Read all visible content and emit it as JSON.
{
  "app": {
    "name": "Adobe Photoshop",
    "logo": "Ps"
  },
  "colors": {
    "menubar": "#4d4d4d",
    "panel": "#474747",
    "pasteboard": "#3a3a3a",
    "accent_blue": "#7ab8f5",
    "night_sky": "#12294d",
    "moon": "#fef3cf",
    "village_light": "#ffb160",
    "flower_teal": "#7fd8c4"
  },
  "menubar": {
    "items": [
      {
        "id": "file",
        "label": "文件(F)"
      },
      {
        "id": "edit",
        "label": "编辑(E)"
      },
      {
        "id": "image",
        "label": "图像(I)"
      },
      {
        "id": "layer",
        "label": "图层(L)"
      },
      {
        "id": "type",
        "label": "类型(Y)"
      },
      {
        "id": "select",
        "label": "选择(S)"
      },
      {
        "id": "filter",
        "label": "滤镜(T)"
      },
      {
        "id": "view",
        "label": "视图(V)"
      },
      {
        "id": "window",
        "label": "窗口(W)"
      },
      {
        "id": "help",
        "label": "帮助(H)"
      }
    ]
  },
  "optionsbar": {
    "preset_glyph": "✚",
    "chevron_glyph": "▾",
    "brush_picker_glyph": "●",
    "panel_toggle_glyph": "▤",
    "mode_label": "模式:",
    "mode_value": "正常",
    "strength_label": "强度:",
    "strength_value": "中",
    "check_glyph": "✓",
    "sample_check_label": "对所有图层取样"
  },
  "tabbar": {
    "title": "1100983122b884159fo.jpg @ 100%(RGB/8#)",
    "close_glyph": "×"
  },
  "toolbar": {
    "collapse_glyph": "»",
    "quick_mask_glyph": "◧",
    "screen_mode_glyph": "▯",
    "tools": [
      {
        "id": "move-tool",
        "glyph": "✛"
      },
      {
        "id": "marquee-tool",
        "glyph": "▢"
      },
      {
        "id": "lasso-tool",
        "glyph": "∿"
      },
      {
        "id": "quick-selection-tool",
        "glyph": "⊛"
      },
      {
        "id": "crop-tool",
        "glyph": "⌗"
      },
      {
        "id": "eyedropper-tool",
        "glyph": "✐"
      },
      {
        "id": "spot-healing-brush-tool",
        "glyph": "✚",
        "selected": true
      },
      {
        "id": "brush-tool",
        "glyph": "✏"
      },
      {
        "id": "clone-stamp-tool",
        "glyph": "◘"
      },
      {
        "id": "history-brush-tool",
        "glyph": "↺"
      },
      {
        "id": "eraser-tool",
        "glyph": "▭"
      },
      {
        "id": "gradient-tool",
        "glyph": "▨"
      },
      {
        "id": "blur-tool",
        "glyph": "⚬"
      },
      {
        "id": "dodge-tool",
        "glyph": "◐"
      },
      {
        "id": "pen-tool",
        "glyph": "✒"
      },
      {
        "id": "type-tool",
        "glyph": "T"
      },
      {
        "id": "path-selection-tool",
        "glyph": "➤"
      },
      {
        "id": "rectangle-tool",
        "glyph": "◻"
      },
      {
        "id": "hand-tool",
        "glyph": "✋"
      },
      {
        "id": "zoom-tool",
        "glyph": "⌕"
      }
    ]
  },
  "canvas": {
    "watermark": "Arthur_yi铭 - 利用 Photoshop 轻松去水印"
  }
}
++++++
Given instruction -> Restate each record exactly as written.

Answer to this exercise ->
Read all visible content and emit it as JSON.
{
  "app": {
    "name": "Adobe Photoshop",
    "logo": "Ps"
  },
  "colors": {
    "menubar": "#4d4d4d",
    "panel": "#474747",
    "pasteboard": "#3a3a3a",
    "accent_blue": "#7ab8f5",
    "night_sky": "#12294d",
    "moon": "#fef3cf",
    "village_light": "#ffb160",
    "flower_teal": "#7fd8c4"
  },
  "menubar": {
    "items": [
      {
        "id": "file",
        "label": "文件(F)"
      },
      {
        "id": "edit",
        "label": "编辑(E)"
      },
      {
        "id": "image",
        "label": "图像(I)"
      },
      {
        "id": "layer",
        "label": "图层(L)"
      },
      {
        "id": "type",
        "label": "类型(Y)"
      },
      {
        "id": "select",
        "label": "选择(S)"
      },
      {
        "id": "filter",
        "label": "滤镜(T)"
      },
      {
        "id": "view",
        "label": "视图(V)"
      },
      {
        "id": "window",
        "label": "窗口(W)"
      },
      {
        "id": "help",
        "label": "帮助(H)"
      }
    ]
  },
  "optionsbar": {
    "preset_glyph": "✚",
    "chevron_glyph": "▾",
    "brush_picker_glyph": "●",
    "panel_toggle_glyph": "▤",
    "mode_label": "模式:",
    "mode_value": "正常",
    "strength_label": "强度:",
    "strength_value": "中",
    "check_glyph": "✓",
    "sample_check_label": "对所有图层取样"
  },
  "tabbar": {
    "title": "1100983122b884159fo.jpg @ 100%(RGB/8#)",
    "close_glyph": "×"
  },
  "toolbar": {
    "collapse_glyph": "»",
    "quick_mask_glyph": "◧",
    "screen_mode_glyph": "▯",
    "tools": [
      {
        "id": "move-tool",
        "glyph": "✛"
      },
      {
        "id": "marquee-tool",
        "glyph": "▢"
      },
      {
        "id": "lasso-tool",
        "glyph": "∿"
      },
      {
        "id": "quick-selection-tool",
        "glyph": "⊛"
      },
      {
        "id": "crop-tool",
        "glyph": "⌗"
      },
      {
        "id": "eyedropper-tool",
        "glyph": "✐"
      },
      {
        "id": "spot-healing-brush-tool",
        "glyph": "✚",
        "selected": true
      },
      {
        "id": "brush-tool",
        "glyph": "✏"
      },
      {
        "id": "clone-stamp-tool",
        "glyph": "◘"
      },
      {
        "id": "history-brush-tool",
        "glyph": "↺"
      },
      {
        "id": "eraser-tool",
        "glyph": "▭"
      },
      {
        "id": "gradient-tool",
        "glyph": "▨"
      },
      {
        "id": "blur-tool",
        "glyph": "⚬"
      },
      {
        "id": "dodge-tool",
        "glyph": "◐"
      },
      {
        "id": "pen-tool",
        "glyph": "✒"
      },
      {
        "id": "type-tool",
        "glyph": "T"
      },
      {
        "id": "path-selection-tool",
        "glyph": "➤"
      },
      {
        "id": "rectangle-tool",
        "glyph": "◻"
      },
      {
        "id": "hand-tool",
        "glyph": "✋"
      },
      {
        "id": "zoom-tool",
        "glyph": "⌕"
      }
    ]
  },
  "canvas": {
    "watermark": "Arthur_yi铭 - 利用 Photoshop 轻松去水印"
  }
}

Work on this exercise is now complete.